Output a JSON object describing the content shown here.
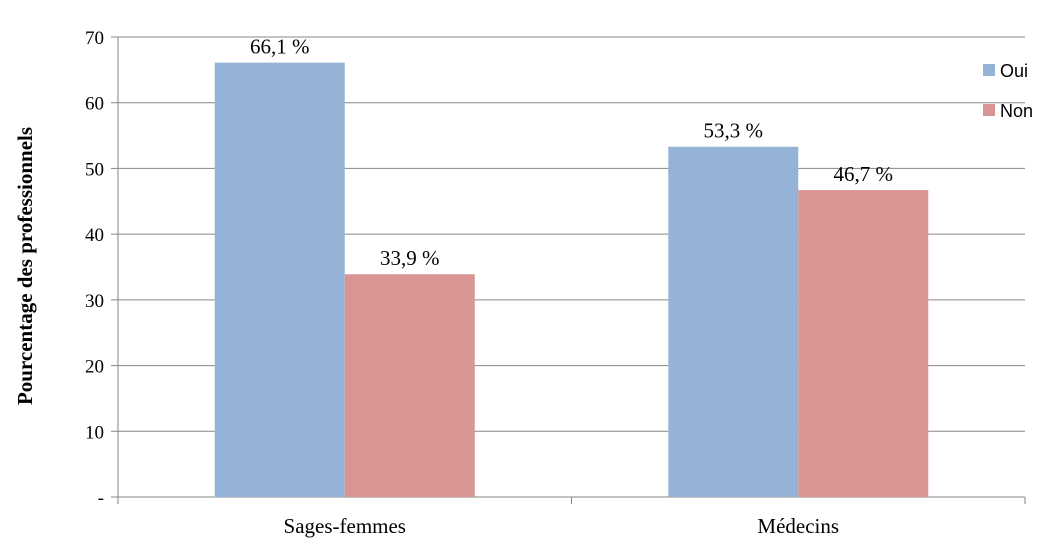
{
  "chart_data": {
    "type": "bar",
    "title": "",
    "xlabel": "",
    "ylabel": "Pourcentage des professionnels",
    "categories": [
      "Sages-femmes",
      "Médecins"
    ],
    "ylim": [
      0,
      70
    ],
    "yticks": [
      0,
      10,
      20,
      30,
      40,
      50,
      60,
      70
    ],
    "ytick_labels": [
      "-",
      "10",
      "20",
      "30",
      "40",
      "50",
      "60",
      "70"
    ],
    "grid": true,
    "legend_position": "right",
    "series": [
      {
        "name": "Oui",
        "color": "#95B3D7",
        "values": [
          66.1,
          53.3
        ],
        "labels": [
          "66,1 %",
          "53,3 %"
        ]
      },
      {
        "name": "Non",
        "color": "#D99594",
        "values": [
          33.9,
          46.7
        ],
        "labels": [
          "33,9 %",
          "46,7 %"
        ]
      }
    ]
  }
}
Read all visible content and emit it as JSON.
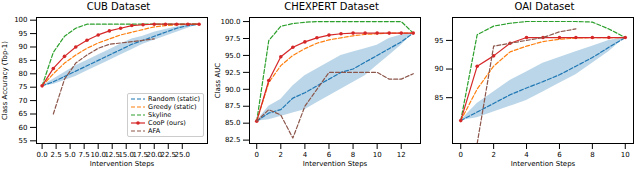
{
  "chart_data": [
    {
      "type": "line",
      "title": "CUB Dataset",
      "x_label": "Intervention Steps",
      "y_label": "Class Accuracy (Top-1)",
      "x": [
        0,
        2,
        4,
        6,
        8,
        10,
        12,
        14,
        16,
        18,
        20,
        22,
        24,
        26,
        28
      ],
      "xlim": [
        -1,
        29.5
      ],
      "xticks": [
        {
          "value": 0,
          "label": "0.0"
        },
        {
          "value": 2.5,
          "label": "2.5"
        },
        {
          "value": 5,
          "label": "5.0"
        },
        {
          "value": 7.5,
          "label": "7.5"
        },
        {
          "value": 10,
          "label": "10.0"
        },
        {
          "value": 12.5,
          "label": "12.5"
        },
        {
          "value": 15,
          "label": "15.0"
        },
        {
          "value": 17.5,
          "label": "17.5"
        },
        {
          "value": 20,
          "label": "20.0"
        },
        {
          "value": 22.5,
          "label": "22.5"
        },
        {
          "value": 25,
          "label": "25.0"
        }
      ],
      "ylim": [
        54,
        101
      ],
      "yticks": [
        55,
        60,
        65,
        70,
        75,
        80,
        85,
        90,
        95,
        100
      ],
      "grid": false,
      "legend": "lower right",
      "series": [
        {
          "name": "Random (static)",
          "color": "#1f77b4",
          "line_style": "dashed",
          "values": [
            75.5,
            77,
            79,
            81,
            83,
            85,
            87,
            89,
            91,
            92.5,
            94,
            95.5,
            97,
            98,
            98.5
          ],
          "lower": [
            75.5,
            76,
            77.5,
            79,
            81,
            83,
            85,
            87,
            89,
            91,
            92.5,
            94,
            95.5,
            97,
            98.5
          ],
          "upper": [
            75.5,
            78,
            80.5,
            83,
            85,
            87,
            89,
            91,
            93,
            94,
            95.5,
            96.5,
            97.5,
            98.3,
            98.5
          ]
        },
        {
          "name": "Greedy (static)",
          "color": "#ff7f0e",
          "line_style": "dashed",
          "values": [
            75.5,
            80,
            84,
            87,
            89.5,
            91.5,
            93,
            94.5,
            95.5,
            96.5,
            97.5,
            98,
            98.3,
            98.5,
            98.5
          ]
        },
        {
          "name": "Skyline",
          "color": "#2ca02c",
          "line_style": "dashed",
          "values": [
            75.5,
            88,
            94,
            97,
            98.5,
            98.5,
            98.5,
            98.5,
            98.5,
            98.5,
            98.5,
            98.5,
            98.5,
            98.5,
            98.5
          ]
        },
        {
          "name": "CooP (ours)",
          "color": "#d62728",
          "line_style": "solid",
          "marker": "circle",
          "values": [
            75.5,
            82,
            86.5,
            90,
            92.5,
            94.5,
            96,
            97,
            98,
            98.3,
            98.5,
            98.5,
            98.5,
            98.5,
            98.5
          ]
        },
        {
          "name": "AFA",
          "color": "#8c564b",
          "line_style": "dashed",
          "values": [
            null,
            65,
            78,
            84,
            87,
            89.5,
            91,
            91.5,
            92,
            92.5,
            93,
            null,
            null,
            null,
            null
          ]
        }
      ]
    },
    {
      "type": "line",
      "title": "CHEXPERT Dataset",
      "x_label": "Intervention Steps",
      "y_label": "Class AUC",
      "x": [
        0,
        1,
        2,
        3,
        4,
        5,
        6,
        7,
        8,
        9,
        10,
        11,
        12,
        13
      ],
      "xlim": [
        -0.6,
        13.6
      ],
      "xticks": [
        0,
        2,
        4,
        6,
        8,
        10,
        12
      ],
      "ylim": [
        82,
        100.6
      ],
      "yticks": [
        82.5,
        {
          "value": 85,
          "label": "85.0"
        },
        87.5,
        {
          "value": 90,
          "label": "90.0"
        },
        92.5,
        {
          "value": 95,
          "label": "95.0"
        },
        97.5,
        {
          "value": 100,
          "label": "100.0"
        }
      ],
      "grid": false,
      "series": [
        {
          "name": "Random (static)",
          "color": "#1f77b4",
          "line_style": "dashed",
          "values": [
            85.3,
            86.5,
            87,
            88.7,
            89.5,
            90.5,
            91.5,
            92.5,
            93,
            94,
            95,
            96,
            97,
            98.3
          ],
          "lower": [
            85.3,
            85.5,
            86,
            86.5,
            87,
            88,
            89,
            90,
            91,
            92,
            93.5,
            95,
            96.5,
            98.3
          ],
          "upper": [
            85.3,
            87.5,
            88.5,
            90.5,
            92,
            93,
            94,
            95,
            95.5,
            96,
            96.5,
            97.5,
            98,
            98.3
          ]
        },
        {
          "name": "Greedy (static)",
          "color": "#ff7f0e",
          "line_style": "dashed",
          "values": [
            85.3,
            91,
            93.5,
            95,
            96,
            96.8,
            97.3,
            97.6,
            97.9,
            98.1,
            98.2,
            98.3,
            98.3,
            98.3
          ]
        },
        {
          "name": "Skyline",
          "color": "#2ca02c",
          "line_style": "dashed",
          "values": [
            85.3,
            97.2,
            99.3,
            99.7,
            99.9,
            100,
            100,
            100,
            100,
            100,
            100,
            100,
            100,
            98.3
          ]
        },
        {
          "name": "CooP (ours)",
          "color": "#d62728",
          "line_style": "solid",
          "marker": "circle",
          "values": [
            85.3,
            91.3,
            94.8,
            96.2,
            97,
            97.6,
            98,
            98.2,
            98.3,
            98.3,
            98.3,
            98.3,
            98.3,
            98.3
          ]
        },
        {
          "name": "AFA",
          "color": "#8c564b",
          "line_style": "dashed",
          "values": [
            85.3,
            87,
            86.2,
            82.8,
            87.5,
            90,
            92.5,
            92.5,
            92.5,
            92.5,
            92.5,
            91.5,
            91.5,
            92.3
          ]
        }
      ]
    },
    {
      "type": "line",
      "title": "OAI Dataset",
      "x_label": "Intervention Steps",
      "y_label": null,
      "x": [
        0,
        1,
        2,
        3,
        4,
        5,
        6,
        7,
        8,
        9,
        10
      ],
      "xlim": [
        -0.5,
        10.5
      ],
      "xticks": [
        0,
        2,
        4,
        6,
        8,
        10
      ],
      "ylim": [
        77,
        99
      ],
      "yticks": [
        85,
        90,
        95
      ],
      "grid": false,
      "series": [
        {
          "name": "Random (static)",
          "color": "#1f77b4",
          "line_style": "dashed",
          "values": [
            81,
            82.5,
            84,
            85.5,
            86.7,
            87.8,
            89,
            90.5,
            92,
            93.8,
            95.5
          ],
          "lower": [
            81,
            81.5,
            82.5,
            83.5,
            84.5,
            86,
            87.5,
            89,
            91,
            93,
            95.5
          ],
          "upper": [
            81,
            84,
            86,
            88,
            89.5,
            91,
            92,
            93,
            94,
            95,
            95.5
          ]
        },
        {
          "name": "Greedy (static)",
          "color": "#ff7f0e",
          "line_style": "dashed",
          "values": [
            81,
            86.5,
            90.5,
            93,
            94,
            94.8,
            95.2,
            95.4,
            95.5,
            95.5,
            95.5
          ]
        },
        {
          "name": "Skyline",
          "color": "#2ca02c",
          "line_style": "dashed",
          "values": [
            81,
            96,
            97.5,
            98,
            98.3,
            98.3,
            98.3,
            98.3,
            98.2,
            97,
            95.5
          ]
        },
        {
          "name": "CooP (ours)",
          "color": "#d62728",
          "line_style": "solid",
          "marker": "circle",
          "values": [
            81,
            90.5,
            92.3,
            94.5,
            95.5,
            95.5,
            95.5,
            95.5,
            95.5,
            95.5,
            95.5
          ]
        },
        {
          "name": "AFA",
          "color": "#8c564b",
          "line_style": "dashed",
          "values": [
            null,
            77,
            94,
            94.5,
            95,
            95.5,
            96.5,
            97,
            null,
            null,
            null
          ]
        }
      ]
    }
  ]
}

STATED PROBLEM
Using the records above, select and copy every line that has the word "title".

EXERCISE SOLUTION
    "title": "",
      "title": "CUB Dataset",
      "title": "CHEXPERT Dataset",
      "title": "OAI Dataset",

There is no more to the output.